YOUR OBJECTIVE =
List all lines of the data containing the word "labels".

Saved entries =
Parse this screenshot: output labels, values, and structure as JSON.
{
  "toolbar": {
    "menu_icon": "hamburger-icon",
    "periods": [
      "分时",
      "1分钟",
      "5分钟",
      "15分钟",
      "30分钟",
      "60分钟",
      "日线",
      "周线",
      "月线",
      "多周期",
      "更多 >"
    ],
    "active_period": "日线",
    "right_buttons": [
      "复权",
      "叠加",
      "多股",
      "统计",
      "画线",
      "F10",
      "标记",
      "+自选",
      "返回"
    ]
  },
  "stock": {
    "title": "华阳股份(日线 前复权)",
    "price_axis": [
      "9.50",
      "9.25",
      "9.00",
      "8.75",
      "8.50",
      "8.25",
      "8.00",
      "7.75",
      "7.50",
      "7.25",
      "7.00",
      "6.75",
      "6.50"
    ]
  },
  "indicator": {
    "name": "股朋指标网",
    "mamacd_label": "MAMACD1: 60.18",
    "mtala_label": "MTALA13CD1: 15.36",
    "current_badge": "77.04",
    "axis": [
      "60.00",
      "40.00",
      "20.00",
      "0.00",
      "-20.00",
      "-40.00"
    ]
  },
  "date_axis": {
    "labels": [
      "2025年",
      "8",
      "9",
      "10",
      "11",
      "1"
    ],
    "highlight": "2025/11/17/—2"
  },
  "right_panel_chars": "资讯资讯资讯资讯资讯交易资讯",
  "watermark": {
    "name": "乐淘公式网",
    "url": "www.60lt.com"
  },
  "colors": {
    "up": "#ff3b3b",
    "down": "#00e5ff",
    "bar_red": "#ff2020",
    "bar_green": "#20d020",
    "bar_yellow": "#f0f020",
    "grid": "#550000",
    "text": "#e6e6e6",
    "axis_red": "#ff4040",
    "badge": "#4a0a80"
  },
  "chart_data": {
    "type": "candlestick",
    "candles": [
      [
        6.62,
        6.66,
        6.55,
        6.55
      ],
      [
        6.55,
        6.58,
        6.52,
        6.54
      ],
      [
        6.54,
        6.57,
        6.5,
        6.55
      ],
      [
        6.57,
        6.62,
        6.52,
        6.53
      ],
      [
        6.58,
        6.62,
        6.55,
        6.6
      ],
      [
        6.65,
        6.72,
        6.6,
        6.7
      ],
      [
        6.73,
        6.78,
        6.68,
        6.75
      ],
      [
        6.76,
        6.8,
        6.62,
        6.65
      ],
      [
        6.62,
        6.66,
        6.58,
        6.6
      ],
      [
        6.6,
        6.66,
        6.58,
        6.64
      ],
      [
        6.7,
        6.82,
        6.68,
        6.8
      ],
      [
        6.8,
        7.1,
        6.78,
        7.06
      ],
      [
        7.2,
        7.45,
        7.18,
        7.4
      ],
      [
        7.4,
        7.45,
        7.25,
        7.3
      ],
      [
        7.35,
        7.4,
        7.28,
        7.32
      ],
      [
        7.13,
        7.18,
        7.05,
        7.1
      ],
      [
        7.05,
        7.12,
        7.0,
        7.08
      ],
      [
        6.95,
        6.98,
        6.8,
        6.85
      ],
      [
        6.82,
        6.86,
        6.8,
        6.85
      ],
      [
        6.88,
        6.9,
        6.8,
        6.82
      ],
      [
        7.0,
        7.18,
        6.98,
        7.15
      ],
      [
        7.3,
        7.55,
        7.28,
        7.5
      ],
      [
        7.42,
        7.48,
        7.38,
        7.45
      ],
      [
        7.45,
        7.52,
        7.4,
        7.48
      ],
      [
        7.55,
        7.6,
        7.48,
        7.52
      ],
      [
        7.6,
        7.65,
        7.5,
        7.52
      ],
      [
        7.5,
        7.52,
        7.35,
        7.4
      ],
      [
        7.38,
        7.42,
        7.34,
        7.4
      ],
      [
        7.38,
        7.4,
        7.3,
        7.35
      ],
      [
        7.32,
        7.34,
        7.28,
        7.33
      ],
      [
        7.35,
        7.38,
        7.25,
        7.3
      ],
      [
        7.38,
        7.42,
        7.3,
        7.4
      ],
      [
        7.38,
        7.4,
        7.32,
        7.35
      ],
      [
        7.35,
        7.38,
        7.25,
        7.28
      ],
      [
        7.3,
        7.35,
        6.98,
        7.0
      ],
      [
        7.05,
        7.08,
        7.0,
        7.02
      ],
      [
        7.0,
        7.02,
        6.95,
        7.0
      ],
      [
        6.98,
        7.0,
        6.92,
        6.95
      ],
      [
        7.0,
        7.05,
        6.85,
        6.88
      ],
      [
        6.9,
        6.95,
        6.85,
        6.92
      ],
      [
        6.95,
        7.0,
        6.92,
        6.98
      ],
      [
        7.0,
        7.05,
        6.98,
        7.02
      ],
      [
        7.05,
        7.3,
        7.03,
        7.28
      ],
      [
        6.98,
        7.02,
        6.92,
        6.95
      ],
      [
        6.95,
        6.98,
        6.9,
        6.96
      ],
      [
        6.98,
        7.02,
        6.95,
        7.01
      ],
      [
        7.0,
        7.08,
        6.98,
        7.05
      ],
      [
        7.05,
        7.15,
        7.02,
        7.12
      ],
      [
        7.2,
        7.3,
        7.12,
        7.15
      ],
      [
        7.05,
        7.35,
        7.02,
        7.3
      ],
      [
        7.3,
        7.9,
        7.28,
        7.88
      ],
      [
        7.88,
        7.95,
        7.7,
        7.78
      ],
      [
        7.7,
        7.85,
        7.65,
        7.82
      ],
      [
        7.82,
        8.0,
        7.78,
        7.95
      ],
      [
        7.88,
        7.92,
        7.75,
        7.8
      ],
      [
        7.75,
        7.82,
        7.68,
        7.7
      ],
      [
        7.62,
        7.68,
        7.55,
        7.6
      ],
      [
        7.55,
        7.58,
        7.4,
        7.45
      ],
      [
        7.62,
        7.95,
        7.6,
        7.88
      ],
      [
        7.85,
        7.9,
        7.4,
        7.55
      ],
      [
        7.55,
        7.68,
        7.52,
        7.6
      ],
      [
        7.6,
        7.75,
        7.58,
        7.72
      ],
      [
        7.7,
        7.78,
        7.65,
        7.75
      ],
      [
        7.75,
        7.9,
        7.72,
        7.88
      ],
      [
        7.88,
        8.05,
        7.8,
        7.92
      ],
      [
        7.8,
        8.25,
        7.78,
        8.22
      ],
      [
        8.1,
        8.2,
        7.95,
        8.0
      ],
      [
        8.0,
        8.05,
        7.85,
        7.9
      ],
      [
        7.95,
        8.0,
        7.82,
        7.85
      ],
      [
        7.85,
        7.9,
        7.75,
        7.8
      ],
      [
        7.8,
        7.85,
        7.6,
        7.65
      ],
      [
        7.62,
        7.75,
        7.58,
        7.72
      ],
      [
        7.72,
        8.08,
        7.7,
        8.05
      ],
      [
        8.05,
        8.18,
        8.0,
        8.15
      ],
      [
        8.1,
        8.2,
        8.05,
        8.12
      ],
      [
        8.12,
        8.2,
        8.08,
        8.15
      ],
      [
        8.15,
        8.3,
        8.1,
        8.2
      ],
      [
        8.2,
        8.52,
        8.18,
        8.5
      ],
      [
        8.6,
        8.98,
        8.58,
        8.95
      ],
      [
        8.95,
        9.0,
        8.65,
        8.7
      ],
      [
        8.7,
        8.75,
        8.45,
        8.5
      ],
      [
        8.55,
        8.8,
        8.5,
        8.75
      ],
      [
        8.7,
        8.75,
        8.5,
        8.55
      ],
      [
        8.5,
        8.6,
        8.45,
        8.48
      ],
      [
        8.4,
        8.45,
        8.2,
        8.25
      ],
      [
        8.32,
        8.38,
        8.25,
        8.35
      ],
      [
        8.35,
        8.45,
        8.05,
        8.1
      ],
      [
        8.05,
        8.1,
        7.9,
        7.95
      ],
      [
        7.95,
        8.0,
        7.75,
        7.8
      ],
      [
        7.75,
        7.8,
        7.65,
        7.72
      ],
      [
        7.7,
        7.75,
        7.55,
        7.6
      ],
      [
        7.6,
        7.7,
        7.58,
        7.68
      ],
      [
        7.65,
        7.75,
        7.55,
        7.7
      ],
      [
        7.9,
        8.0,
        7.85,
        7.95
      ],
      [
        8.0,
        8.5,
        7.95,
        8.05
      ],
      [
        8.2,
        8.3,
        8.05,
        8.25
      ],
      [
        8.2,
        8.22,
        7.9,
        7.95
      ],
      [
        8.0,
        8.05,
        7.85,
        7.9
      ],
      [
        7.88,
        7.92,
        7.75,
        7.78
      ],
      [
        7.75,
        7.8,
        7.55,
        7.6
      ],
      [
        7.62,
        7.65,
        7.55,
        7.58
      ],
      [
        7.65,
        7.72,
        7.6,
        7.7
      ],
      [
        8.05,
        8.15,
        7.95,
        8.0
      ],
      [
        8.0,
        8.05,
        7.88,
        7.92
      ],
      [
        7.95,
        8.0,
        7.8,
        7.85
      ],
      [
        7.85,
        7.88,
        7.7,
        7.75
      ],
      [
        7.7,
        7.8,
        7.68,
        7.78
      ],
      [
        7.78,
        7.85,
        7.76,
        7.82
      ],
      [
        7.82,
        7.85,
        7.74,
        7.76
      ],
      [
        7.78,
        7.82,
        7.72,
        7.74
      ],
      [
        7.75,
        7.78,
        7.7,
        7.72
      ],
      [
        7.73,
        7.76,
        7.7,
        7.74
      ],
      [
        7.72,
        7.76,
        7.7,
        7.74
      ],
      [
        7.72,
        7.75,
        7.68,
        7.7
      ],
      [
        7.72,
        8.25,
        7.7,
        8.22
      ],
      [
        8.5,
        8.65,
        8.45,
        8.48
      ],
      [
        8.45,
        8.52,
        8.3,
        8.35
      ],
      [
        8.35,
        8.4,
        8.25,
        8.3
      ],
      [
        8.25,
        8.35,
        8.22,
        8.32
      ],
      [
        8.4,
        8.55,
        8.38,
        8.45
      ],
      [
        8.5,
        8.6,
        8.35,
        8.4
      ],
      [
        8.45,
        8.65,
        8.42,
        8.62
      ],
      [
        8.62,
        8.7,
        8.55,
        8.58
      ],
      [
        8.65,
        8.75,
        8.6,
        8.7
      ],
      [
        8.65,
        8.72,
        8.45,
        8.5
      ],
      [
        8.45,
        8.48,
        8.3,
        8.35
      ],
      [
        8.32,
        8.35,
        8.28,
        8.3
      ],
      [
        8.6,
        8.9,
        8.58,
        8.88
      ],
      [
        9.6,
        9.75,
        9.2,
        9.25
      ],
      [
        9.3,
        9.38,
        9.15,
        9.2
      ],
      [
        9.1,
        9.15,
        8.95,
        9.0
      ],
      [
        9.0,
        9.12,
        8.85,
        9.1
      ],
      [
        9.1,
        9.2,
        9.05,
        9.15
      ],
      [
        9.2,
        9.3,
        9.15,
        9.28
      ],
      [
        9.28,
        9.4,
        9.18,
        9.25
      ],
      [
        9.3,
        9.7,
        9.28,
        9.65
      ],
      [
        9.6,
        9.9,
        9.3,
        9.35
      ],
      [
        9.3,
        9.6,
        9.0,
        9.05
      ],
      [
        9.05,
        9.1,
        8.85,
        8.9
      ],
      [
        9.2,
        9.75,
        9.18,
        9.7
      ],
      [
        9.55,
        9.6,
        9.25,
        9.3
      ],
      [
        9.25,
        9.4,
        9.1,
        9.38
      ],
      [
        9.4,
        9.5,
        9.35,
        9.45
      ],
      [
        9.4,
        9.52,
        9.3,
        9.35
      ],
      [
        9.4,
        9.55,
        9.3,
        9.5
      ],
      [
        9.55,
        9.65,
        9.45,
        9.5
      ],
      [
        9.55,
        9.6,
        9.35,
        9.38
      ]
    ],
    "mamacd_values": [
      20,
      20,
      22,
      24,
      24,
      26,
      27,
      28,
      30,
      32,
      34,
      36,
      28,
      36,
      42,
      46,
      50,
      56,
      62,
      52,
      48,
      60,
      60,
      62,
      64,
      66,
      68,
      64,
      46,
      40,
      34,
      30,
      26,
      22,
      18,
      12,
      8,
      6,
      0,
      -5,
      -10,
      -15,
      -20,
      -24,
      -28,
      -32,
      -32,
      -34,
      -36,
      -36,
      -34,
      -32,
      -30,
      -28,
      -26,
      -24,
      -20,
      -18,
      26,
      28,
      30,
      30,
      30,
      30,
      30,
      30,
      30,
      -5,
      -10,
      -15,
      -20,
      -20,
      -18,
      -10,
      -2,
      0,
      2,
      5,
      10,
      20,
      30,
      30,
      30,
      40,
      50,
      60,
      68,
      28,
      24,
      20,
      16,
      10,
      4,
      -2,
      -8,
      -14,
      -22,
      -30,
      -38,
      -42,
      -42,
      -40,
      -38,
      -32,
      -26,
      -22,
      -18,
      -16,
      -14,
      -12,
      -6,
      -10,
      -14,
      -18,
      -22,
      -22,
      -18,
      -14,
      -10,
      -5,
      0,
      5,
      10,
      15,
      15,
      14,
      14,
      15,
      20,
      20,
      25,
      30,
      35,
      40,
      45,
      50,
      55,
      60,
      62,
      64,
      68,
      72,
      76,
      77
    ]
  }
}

COMPLETED TASK =
Parse this screenshot: output labels, values, and structure as JSON.
    "labels": [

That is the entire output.